Work instructions:
Set down every entry word for word. Omit the pictures.

# Data excerpts start

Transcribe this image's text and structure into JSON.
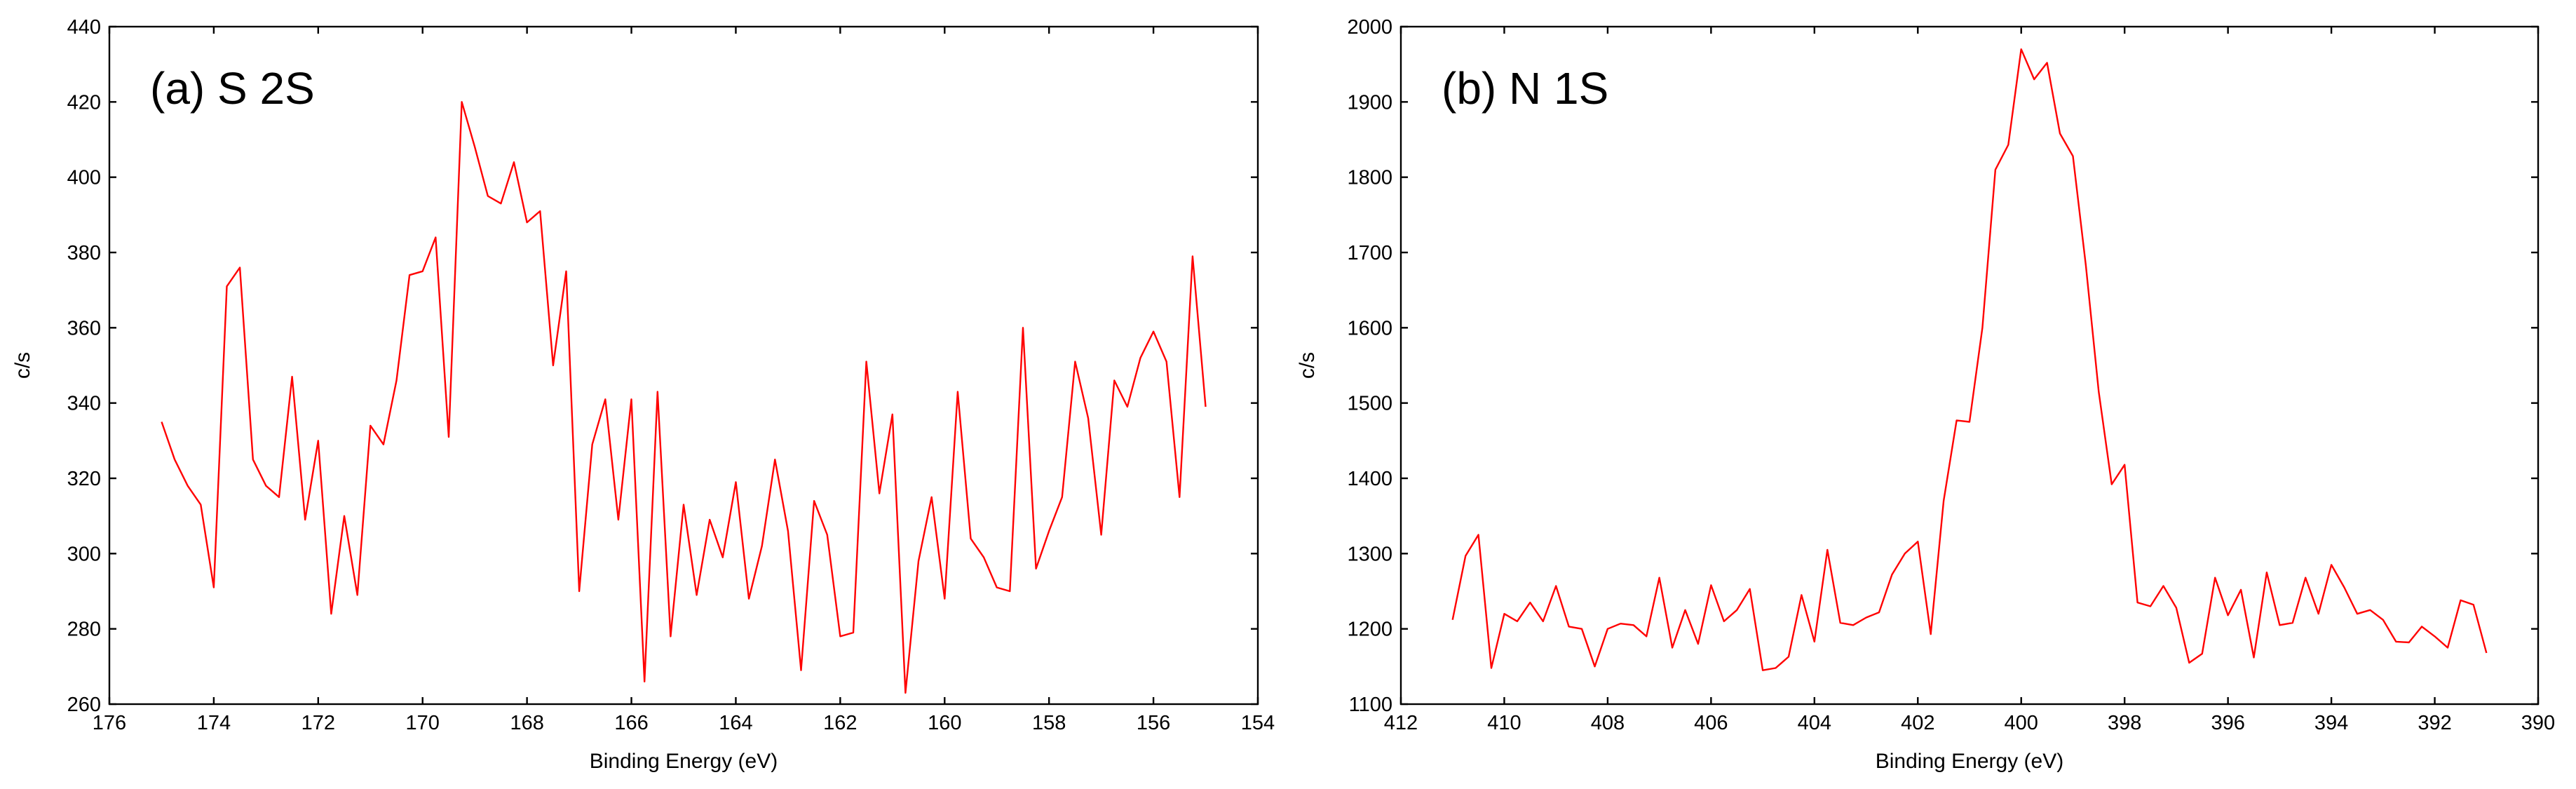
{
  "chart_data": [
    {
      "type": "line",
      "title": "(a) S 2S",
      "xlabel": "Binding Energy (eV)",
      "ylabel": "c/s",
      "xlim": [
        176,
        154
      ],
      "ylim": [
        260,
        440
      ],
      "x_reversed": true,
      "xticks": [
        176,
        174,
        172,
        170,
        168,
        166,
        164,
        162,
        160,
        158,
        156,
        154
      ],
      "yticks": [
        260,
        280,
        300,
        320,
        340,
        360,
        380,
        400,
        420,
        440
      ],
      "grid": false,
      "color": "#ff0000",
      "series": [
        {
          "x": [
            175.0,
            174.75,
            174.5,
            174.25,
            174.0,
            173.75,
            173.5,
            173.25,
            173.0,
            172.75,
            172.5,
            172.25,
            172.0,
            171.75,
            171.5,
            171.25,
            171.0,
            170.75,
            170.5,
            170.25,
            170.0,
            169.75,
            169.5,
            169.25,
            169.0,
            168.75,
            168.5,
            168.25,
            168.0,
            167.75,
            167.5,
            167.25,
            167.0,
            166.75,
            166.5,
            166.25,
            166.0,
            165.75,
            165.5,
            165.25,
            165.0,
            164.75,
            164.5,
            164.25,
            164.0,
            163.75,
            163.5,
            163.25,
            163.0,
            162.75,
            162.5,
            162.25,
            162.0,
            161.75,
            161.5,
            161.25,
            161.0,
            160.75,
            160.5,
            160.25,
            160.0,
            159.75,
            159.5,
            159.25,
            159.0,
            158.75,
            158.5,
            158.25,
            158.0,
            157.75,
            157.5,
            157.25,
            157.0,
            156.75,
            156.5,
            156.25,
            156.0,
            155.75,
            155.5,
            155.25,
            155.0
          ],
          "y": [
            335,
            325,
            318,
            313,
            291,
            371,
            376,
            325,
            318,
            315,
            347,
            309,
            330,
            284,
            310,
            289,
            334,
            329,
            346,
            374,
            375,
            384,
            331,
            420,
            408,
            395,
            393,
            404,
            388,
            391,
            350,
            375,
            290,
            329,
            341,
            309,
            341,
            266,
            343,
            278,
            313,
            289,
            309,
            299,
            319,
            288,
            302,
            325,
            306,
            269,
            314,
            305,
            278,
            279,
            351,
            316,
            337,
            263,
            298,
            315,
            288,
            343,
            304,
            299,
            291,
            290,
            360,
            296,
            306,
            315,
            351,
            336,
            305,
            346,
            339,
            352,
            359,
            351,
            315,
            379,
            339
          ]
        }
      ]
    },
    {
      "type": "line",
      "title": "(b) N 1S",
      "xlabel": "Binding Energy (eV)",
      "ylabel": "c/s",
      "xlim": [
        412,
        390
      ],
      "ylim": [
        1100,
        2000
      ],
      "x_reversed": true,
      "xticks": [
        412,
        410,
        408,
        406,
        404,
        402,
        400,
        398,
        396,
        394,
        392,
        390
      ],
      "yticks": [
        1100,
        1200,
        1300,
        1400,
        1500,
        1600,
        1700,
        1800,
        1900,
        2000
      ],
      "grid": false,
      "color": "#ff0000",
      "series": [
        {
          "x": [
            411.0,
            410.75,
            410.5,
            410.25,
            410.0,
            409.75,
            409.5,
            409.25,
            409.0,
            408.75,
            408.5,
            408.25,
            408.0,
            407.75,
            407.5,
            407.25,
            407.0,
            406.75,
            406.5,
            406.25,
            406.0,
            405.75,
            405.5,
            405.25,
            405.0,
            404.75,
            404.5,
            404.25,
            404.0,
            403.75,
            403.5,
            403.25,
            403.0,
            402.75,
            402.5,
            402.25,
            402.0,
            401.75,
            401.5,
            401.25,
            401.0,
            400.75,
            400.5,
            400.25,
            400.0,
            399.75,
            399.5,
            399.25,
            399.0,
            398.75,
            398.5,
            398.25,
            398.0,
            397.75,
            397.5,
            397.25,
            397.0,
            396.75,
            396.5,
            396.25,
            396.0,
            395.75,
            395.5,
            395.25,
            395.0,
            394.75,
            394.5,
            394.25,
            394.0,
            393.75,
            393.5,
            393.25,
            393.0,
            392.75,
            392.5,
            392.25,
            392.0,
            391.75,
            391.5,
            391.25,
            391.0
          ],
          "y": [
            1212,
            1297,
            1325,
            1148,
            1220,
            1210,
            1235,
            1210,
            1257,
            1203,
            1200,
            1150,
            1200,
            1207,
            1205,
            1190,
            1268,
            1175,
            1225,
            1180,
            1258,
            1210,
            1225,
            1253,
            1145,
            1148,
            1163,
            1245,
            1183,
            1305,
            1208,
            1205,
            1215,
            1222,
            1272,
            1300,
            1316,
            1193,
            1370,
            1477,
            1475,
            1600,
            1810,
            1843,
            1970,
            1930,
            1952,
            1858,
            1828,
            1683,
            1515,
            1392,
            1418,
            1235,
            1230,
            1257,
            1228,
            1155,
            1167,
            1268,
            1218,
            1252,
            1162,
            1275,
            1205,
            1208,
            1268,
            1220,
            1285,
            1255,
            1220,
            1225,
            1212,
            1183,
            1182,
            1203,
            1190,
            1175,
            1238,
            1232,
            1168
          ]
        }
      ]
    }
  ]
}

# Data excerpts end

Exercise response:
Transcribe this image's text and structure into JSON.
{
  "chart_data": [
    {
      "type": "line",
      "title": "(a) S 2S",
      "xlabel": "Binding Energy (eV)",
      "ylabel": "c/s",
      "xlim": [
        176,
        154
      ],
      "ylim": [
        260,
        440
      ],
      "x_reversed": true,
      "xticks": [
        176,
        174,
        172,
        170,
        168,
        166,
        164,
        162,
        160,
        158,
        156,
        154
      ],
      "yticks": [
        260,
        280,
        300,
        320,
        340,
        360,
        380,
        400,
        420,
        440
      ],
      "grid": false,
      "color": "#ff0000",
      "series": [
        {
          "x": [
            175.0,
            174.75,
            174.5,
            174.25,
            174.0,
            173.75,
            173.5,
            173.25,
            173.0,
            172.75,
            172.5,
            172.25,
            172.0,
            171.75,
            171.5,
            171.25,
            171.0,
            170.75,
            170.5,
            170.25,
            170.0,
            169.75,
            169.5,
            169.25,
            169.0,
            168.75,
            168.5,
            168.25,
            168.0,
            167.75,
            167.5,
            167.25,
            167.0,
            166.75,
            166.5,
            166.25,
            166.0,
            165.75,
            165.5,
            165.25,
            165.0,
            164.75,
            164.5,
            164.25,
            164.0,
            163.75,
            163.5,
            163.25,
            163.0,
            162.75,
            162.5,
            162.25,
            162.0,
            161.75,
            161.5,
            161.25,
            161.0,
            160.75,
            160.5,
            160.25,
            160.0,
            159.75,
            159.5,
            159.25,
            159.0,
            158.75,
            158.5,
            158.25,
            158.0,
            157.75,
            157.5,
            157.25,
            157.0,
            156.75,
            156.5,
            156.25,
            156.0,
            155.75,
            155.5,
            155.25,
            155.0
          ],
          "y": [
            335,
            325,
            318,
            313,
            291,
            371,
            376,
            325,
            318,
            315,
            347,
            309,
            330,
            284,
            310,
            289,
            334,
            329,
            346,
            374,
            375,
            384,
            331,
            420,
            408,
            395,
            393,
            404,
            388,
            391,
            350,
            375,
            290,
            329,
            341,
            309,
            341,
            266,
            343,
            278,
            313,
            289,
            309,
            299,
            319,
            288,
            302,
            325,
            306,
            269,
            314,
            305,
            278,
            279,
            351,
            316,
            337,
            263,
            298,
            315,
            288,
            343,
            304,
            299,
            291,
            290,
            360,
            296,
            306,
            315,
            351,
            336,
            305,
            346,
            339,
            352,
            359,
            351,
            315,
            379,
            339
          ]
        }
      ]
    },
    {
      "type": "line",
      "title": "(b) N 1S",
      "xlabel": "Binding Energy (eV)",
      "ylabel": "c/s",
      "xlim": [
        412,
        390
      ],
      "ylim": [
        1100,
        2000
      ],
      "x_reversed": true,
      "xticks": [
        412,
        410,
        408,
        406,
        404,
        402,
        400,
        398,
        396,
        394,
        392,
        390
      ],
      "yticks": [
        1100,
        1200,
        1300,
        1400,
        1500,
        1600,
        1700,
        1800,
        1900,
        2000
      ],
      "grid": false,
      "color": "#ff0000",
      "series": [
        {
          "x": [
            411.0,
            410.75,
            410.5,
            410.25,
            410.0,
            409.75,
            409.5,
            409.25,
            409.0,
            408.75,
            408.5,
            408.25,
            408.0,
            407.75,
            407.5,
            407.25,
            407.0,
            406.75,
            406.5,
            406.25,
            406.0,
            405.75,
            405.5,
            405.25,
            405.0,
            404.75,
            404.5,
            404.25,
            404.0,
            403.75,
            403.5,
            403.25,
            403.0,
            402.75,
            402.5,
            402.25,
            402.0,
            401.75,
            401.5,
            401.25,
            401.0,
            400.75,
            400.5,
            400.25,
            400.0,
            399.75,
            399.5,
            399.25,
            399.0,
            398.75,
            398.5,
            398.25,
            398.0,
            397.75,
            397.5,
            397.25,
            397.0,
            396.75,
            396.5,
            396.25,
            396.0,
            395.75,
            395.5,
            395.25,
            395.0,
            394.75,
            394.5,
            394.25,
            394.0,
            393.75,
            393.5,
            393.25,
            393.0,
            392.75,
            392.5,
            392.25,
            392.0,
            391.75,
            391.5,
            391.25,
            391.0
          ],
          "y": [
            1212,
            1297,
            1325,
            1148,
            1220,
            1210,
            1235,
            1210,
            1257,
            1203,
            1200,
            1150,
            1200,
            1207,
            1205,
            1190,
            1268,
            1175,
            1225,
            1180,
            1258,
            1210,
            1225,
            1253,
            1145,
            1148,
            1163,
            1245,
            1183,
            1305,
            1208,
            1205,
            1215,
            1222,
            1272,
            1300,
            1316,
            1193,
            1370,
            1477,
            1475,
            1600,
            1810,
            1843,
            1970,
            1930,
            1952,
            1858,
            1828,
            1683,
            1515,
            1392,
            1418,
            1235,
            1230,
            1257,
            1228,
            1155,
            1167,
            1268,
            1218,
            1252,
            1162,
            1275,
            1205,
            1208,
            1268,
            1220,
            1285,
            1255,
            1220,
            1225,
            1212,
            1183,
            1182,
            1203,
            1190,
            1175,
            1238,
            1232,
            1168
          ]
        }
      ]
    }
  ]
}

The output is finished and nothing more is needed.